#### Required task:
Retype all material exactly. Pictures stay out of the copy.
--- Records supplied ---
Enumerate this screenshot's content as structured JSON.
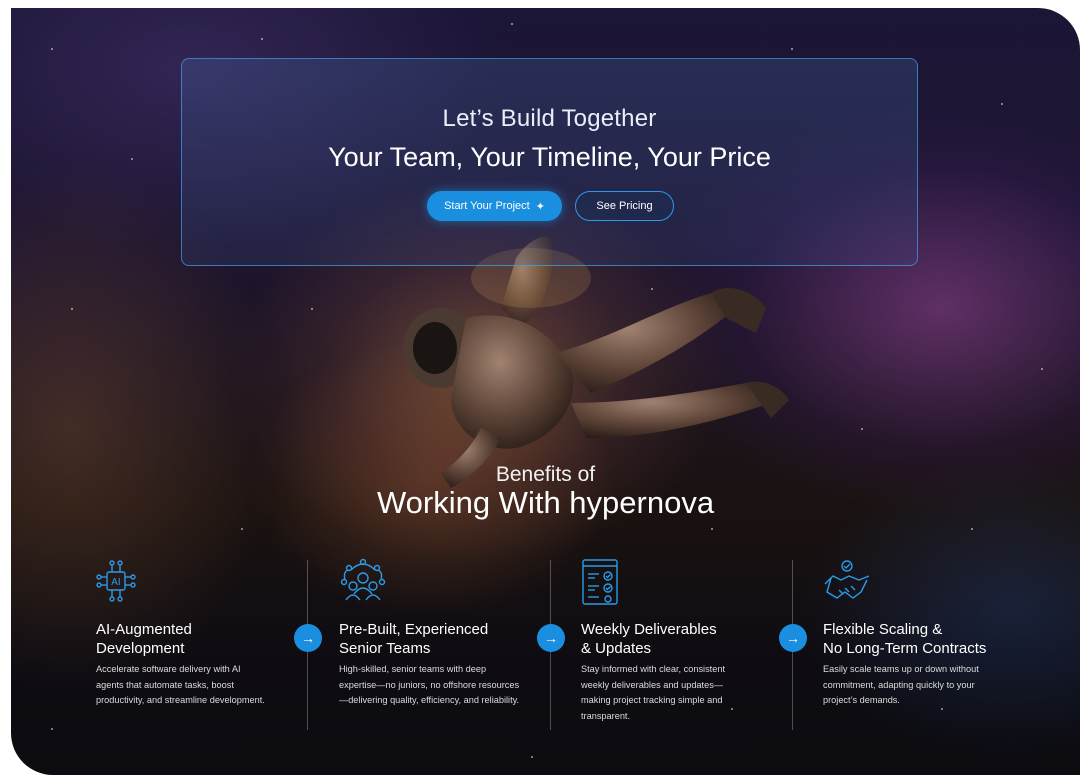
{
  "cta": {
    "kicker": "Let’s Build Together",
    "title": "Your Team, Your Timeline, Your Price",
    "primary_label": "Start Your Project",
    "secondary_label": "See Pricing"
  },
  "benefits": {
    "kicker": "Benefits of",
    "title": "Working With hypernova",
    "items": [
      {
        "title_line1": "AI-Augmented",
        "title_line2": "Development",
        "description": "Accelerate software delivery with AI agents that automate tasks, boost productivity, and streamline development.",
        "icon": "ai-chip-icon"
      },
      {
        "title_line1": "Pre-Built, Experienced",
        "title_line2": "Senior Teams",
        "description": "High-skilled, senior teams with deep expertise—no juniors, no offshore resources—delivering quality, efficiency, and reliability.",
        "icon": "team-network-icon"
      },
      {
        "title_line1": "Weekly Deliverables",
        "title_line2": "& Updates",
        "description": "Stay informed with clear, consistent weekly deliverables and updates—making project tracking simple and transparent.",
        "icon": "checklist-icon"
      },
      {
        "title_line1": "Flexible Scaling &",
        "title_line2": "No Long-Term Contracts",
        "description": "Easily scale teams up or down without commitment, adapting quickly to your project’s demands.",
        "icon": "handshake-icon"
      }
    ]
  },
  "colors": {
    "accent": "#1a8fe0",
    "border": "#3caaf0"
  }
}
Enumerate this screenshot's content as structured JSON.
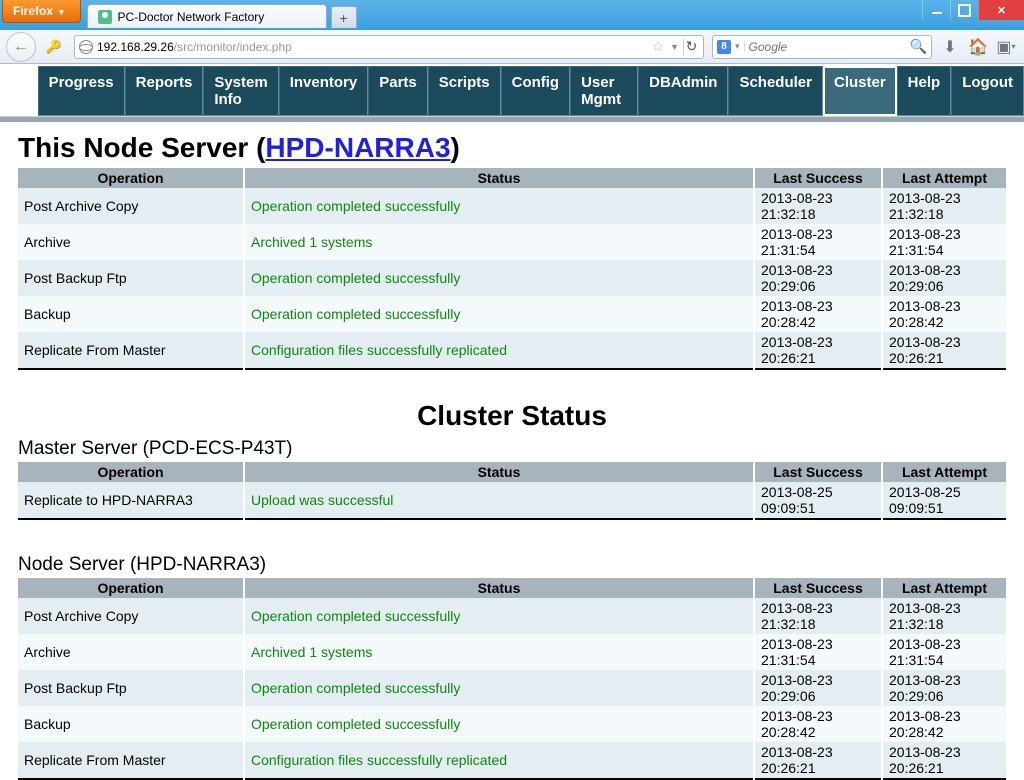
{
  "browser": {
    "name": "Firefox",
    "tab_title": "PC-Doctor Network Factory",
    "newtab": "+",
    "url_host": "192.168.29.26",
    "url_path": "/src/monitor/index.php",
    "search_placeholder": "Google",
    "search_engine_glyph": "8"
  },
  "menu": [
    "Progress",
    "Reports",
    "System Info",
    "Inventory",
    "Parts",
    "Scripts",
    "Config",
    "User Mgmt",
    "DBAdmin",
    "Scheduler",
    "Cluster",
    "Help",
    "Logout"
  ],
  "menu_active": "Cluster",
  "this_node": {
    "title_prefix": "This Node Server (",
    "title_link": "HPD-NARRA3",
    "title_suffix": ")"
  },
  "cols": {
    "operation": "Operation",
    "status": "Status",
    "last_success": "Last Success",
    "last_attempt": "Last Attempt"
  },
  "this_rows": [
    {
      "op": "Post Archive Copy",
      "st": "Operation completed successfully",
      "ls": "2013-08-23 21:32:18",
      "la": "2013-08-23 21:32:18"
    },
    {
      "op": "Archive",
      "st": "Archived 1 systems",
      "ls": "2013-08-23 21:31:54",
      "la": "2013-08-23 21:31:54"
    },
    {
      "op": "Post Backup Ftp",
      "st": "Operation completed successfully",
      "ls": "2013-08-23 20:29:06",
      "la": "2013-08-23 20:29:06"
    },
    {
      "op": "Backup",
      "st": "Operation completed successfully",
      "ls": "2013-08-23 20:28:42",
      "la": "2013-08-23 20:28:42"
    },
    {
      "op": "Replicate From Master",
      "st": "Configuration files successfully replicated",
      "ls": "2013-08-23 20:26:21",
      "la": "2013-08-23 20:26:21"
    }
  ],
  "cluster_title": "Cluster Status",
  "master_head": "Master Server (PCD-ECS-P43T)",
  "master_rows": [
    {
      "op": "Replicate to HPD-NARRA3",
      "st": "Upload was successful",
      "ls": "2013-08-25 09:09:51",
      "la": "2013-08-25 09:09:51"
    }
  ],
  "node_head": "Node Server (HPD-NARRA3)",
  "node_rows": [
    {
      "op": "Post Archive Copy",
      "st": "Operation completed successfully",
      "ls": "2013-08-23 21:32:18",
      "la": "2013-08-23 21:32:18"
    },
    {
      "op": "Archive",
      "st": "Archived 1 systems",
      "ls": "2013-08-23 21:31:54",
      "la": "2013-08-23 21:31:54"
    },
    {
      "op": "Post Backup Ftp",
      "st": "Operation completed successfully",
      "ls": "2013-08-23 20:29:06",
      "la": "2013-08-23 20:29:06"
    },
    {
      "op": "Backup",
      "st": "Operation completed successfully",
      "ls": "2013-08-23 20:28:42",
      "la": "2013-08-23 20:28:42"
    },
    {
      "op": "Replicate From Master",
      "st": "Configuration files successfully replicated",
      "ls": "2013-08-23 20:26:21",
      "la": "2013-08-23 20:26:21"
    }
  ]
}
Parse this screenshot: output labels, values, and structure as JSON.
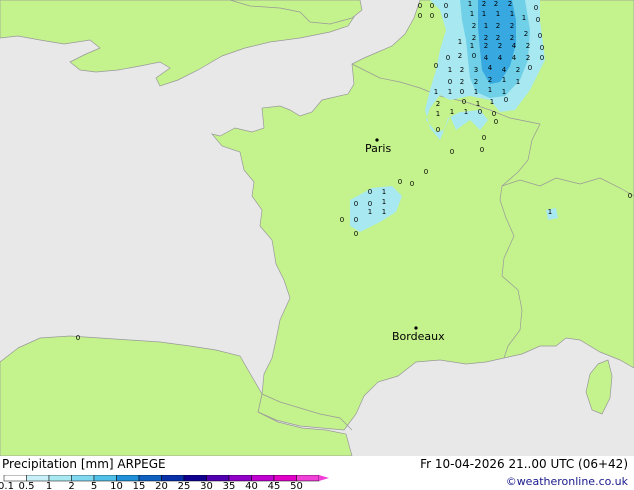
{
  "map": {
    "colors": {
      "sea": "#e8e8e8",
      "land": "#c4f28c",
      "coast": "#999999",
      "precip_light": "#a8e8f0",
      "precip_med": "#6fd0e8",
      "precip_strong": "#38a8e0"
    },
    "cities": [
      {
        "name": "Paris"
      },
      {
        "name": "Bordeaux"
      }
    ]
  },
  "footer": {
    "title": "Precipitation [mm]  ARPEGE",
    "datetime": "Fr 10-04-2026 21..00 UTC (06+42)",
    "credit": "©weatheronline.co.uk"
  },
  "legend": {
    "labels": [
      "0.1",
      "0.5",
      "1",
      "2",
      "5",
      "10",
      "15",
      "20",
      "25",
      "30",
      "35",
      "40",
      "45",
      "50"
    ],
    "colors": [
      "#ffffff",
      "#c8f0f8",
      "#a8e8f0",
      "#80d8f0",
      "#50c0e8",
      "#2090d8",
      "#1060c0",
      "#0830a8",
      "#100090",
      "#5000b0",
      "#9000c8",
      "#c000d0",
      "#e000c8",
      "#f040d8"
    ]
  }
}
---
#### Solved problem:
Enumerate this screenshot's content as structured JSON.
{
  "cta": {
    "kicker": "Let’s Build Together",
    "title": "Your Team, Your Timeline, Your Price",
    "primary_label": "Start Your Project",
    "secondary_label": "See Pricing"
  },
  "benefits": {
    "kicker": "Benefits of",
    "title": "Working With hypernova",
    "items": [
      {
        "title_line1": "AI-Augmented",
        "title_line2": "Development",
        "description": "Accelerate software delivery with AI agents that automate tasks, boost productivity, and streamline development.",
        "icon": "ai-chip-icon"
      },
      {
        "title_line1": "Pre-Built, Experienced",
        "title_line2": "Senior Teams",
        "description": "High-skilled, senior teams with deep expertise—no juniors, no offshore resources—delivering quality, efficiency, and reliability.",
        "icon": "team-network-icon"
      },
      {
        "title_line1": "Weekly Deliverables",
        "title_line2": "& Updates",
        "description": "Stay informed with clear, consistent weekly deliverables and updates—making project tracking simple and transparent.",
        "icon": "checklist-icon"
      },
      {
        "title_line1": "Flexible Scaling &",
        "title_line2": "No Long-Term Contracts",
        "description": "Easily scale teams up or down without commitment, adapting quickly to your project’s demands.",
        "icon": "handshake-icon"
      }
    ]
  },
  "colors": {
    "accent": "#1a8fe0",
    "border": "#3caaf0"
  }
}
Enumerate this screenshot's content as structured JSON.
{
  "browser": {
    "name": "Firefox",
    "tab_title": "PC-Doctor Network Factory",
    "newtab": "+",
    "url_host": "192.168.29.26",
    "url_path": "/src/monitor/index.php",
    "search_placeholder": "Google",
    "search_engine_glyph": "8"
  },
  "menu": [
    "Progress",
    "Reports",
    "System Info",
    "Inventory",
    "Parts",
    "Scripts",
    "Config",
    "User Mgmt",
    "DBAdmin",
    "Scheduler",
    "Cluster",
    "Help",
    "Logout"
  ],
  "menu_active": "Cluster",
  "this_node": {
    "title_prefix": "This Node Server (",
    "title_link": "HPD-NARRA3",
    "title_suffix": ")"
  },
  "cols": {
    "operation": "Operation",
    "status": "Status",
    "last_success": "Last Success",
    "last_attempt": "Last Attempt"
  },
  "this_rows": [
    {
      "op": "Post Archive Copy",
      "st": "Operation completed successfully",
      "ls": "2013-08-23 21:32:18",
      "la": "2013-08-23 21:32:18"
    },
    {
      "op": "Archive",
      "st": "Archived 1 systems",
      "ls": "2013-08-23 21:31:54",
      "la": "2013-08-23 21:31:54"
    },
    {
      "op": "Post Backup Ftp",
      "st": "Operation completed successfully",
      "ls": "2013-08-23 20:29:06",
      "la": "2013-08-23 20:29:06"
    },
    {
      "op": "Backup",
      "st": "Operation completed successfully",
      "ls": "2013-08-23 20:28:42",
      "la": "2013-08-23 20:28:42"
    },
    {
      "op": "Replicate From Master",
      "st": "Configuration files successfully replicated",
      "ls": "2013-08-23 20:26:21",
      "la": "2013-08-23 20:26:21"
    }
  ],
  "cluster_title": "Cluster Status",
  "master_head": "Master Server (PCD-ECS-P43T)",
  "master_rows": [
    {
      "op": "Replicate to HPD-NARRA3",
      "st": "Upload was successful",
      "ls": "2013-08-25 09:09:51",
      "la": "2013-08-25 09:09:51"
    }
  ],
  "node_head": "Node Server (HPD-NARRA3)",
  "node_rows": [
    {
      "op": "Post Archive Copy",
      "st": "Operation completed successfully",
      "ls": "2013-08-23 21:32:18",
      "la": "2013-08-23 21:32:18"
    },
    {
      "op": "Archive",
      "st": "Archived 1 systems",
      "ls": "2013-08-23 21:31:54",
      "la": "2013-08-23 21:31:54"
    },
    {
      "op": "Post Backup Ftp",
      "st": "Operation completed successfully",
      "ls": "2013-08-23 20:29:06",
      "la": "2013-08-23 20:29:06"
    },
    {
      "op": "Backup",
      "st": "Operation completed successfully",
      "ls": "2013-08-23 20:28:42",
      "la": "2013-08-23 20:28:42"
    },
    {
      "op": "Replicate From Master",
      "st": "Configuration files successfully replicated",
      "ls": "2013-08-23 20:26:21",
      "la": "2013-08-23 20:26:21"
    }
  ]
}
Parse this screenshot: output labels, values, and structure as JSON.
{
  "map": {
    "colors": {
      "sea": "#e8e8e8",
      "land": "#c4f28c",
      "coast": "#999999",
      "precip_light": "#a8e8f0",
      "precip_med": "#6fd0e8",
      "precip_strong": "#38a8e0"
    },
    "cities": [
      {
        "name": "Paris"
      },
      {
        "name": "Bordeaux"
      }
    ]
  },
  "footer": {
    "title": "Precipitation [mm]  ARPEGE",
    "datetime": "Fr 10-04-2026 21..00 UTC (06+42)",
    "credit": "©weatheronline.co.uk"
  },
  "legend": {
    "labels": [
      "0.1",
      "0.5",
      "1",
      "2",
      "5",
      "10",
      "15",
      "20",
      "25",
      "30",
      "35",
      "40",
      "45",
      "50"
    ],
    "colors": [
      "#ffffff",
      "#c8f0f8",
      "#a8e8f0",
      "#80d8f0",
      "#50c0e8",
      "#2090d8",
      "#1060c0",
      "#0830a8",
      "#100090",
      "#5000b0",
      "#9000c8",
      "#c000d0",
      "#e000c8",
      "#f040d8"
    ]
  }
}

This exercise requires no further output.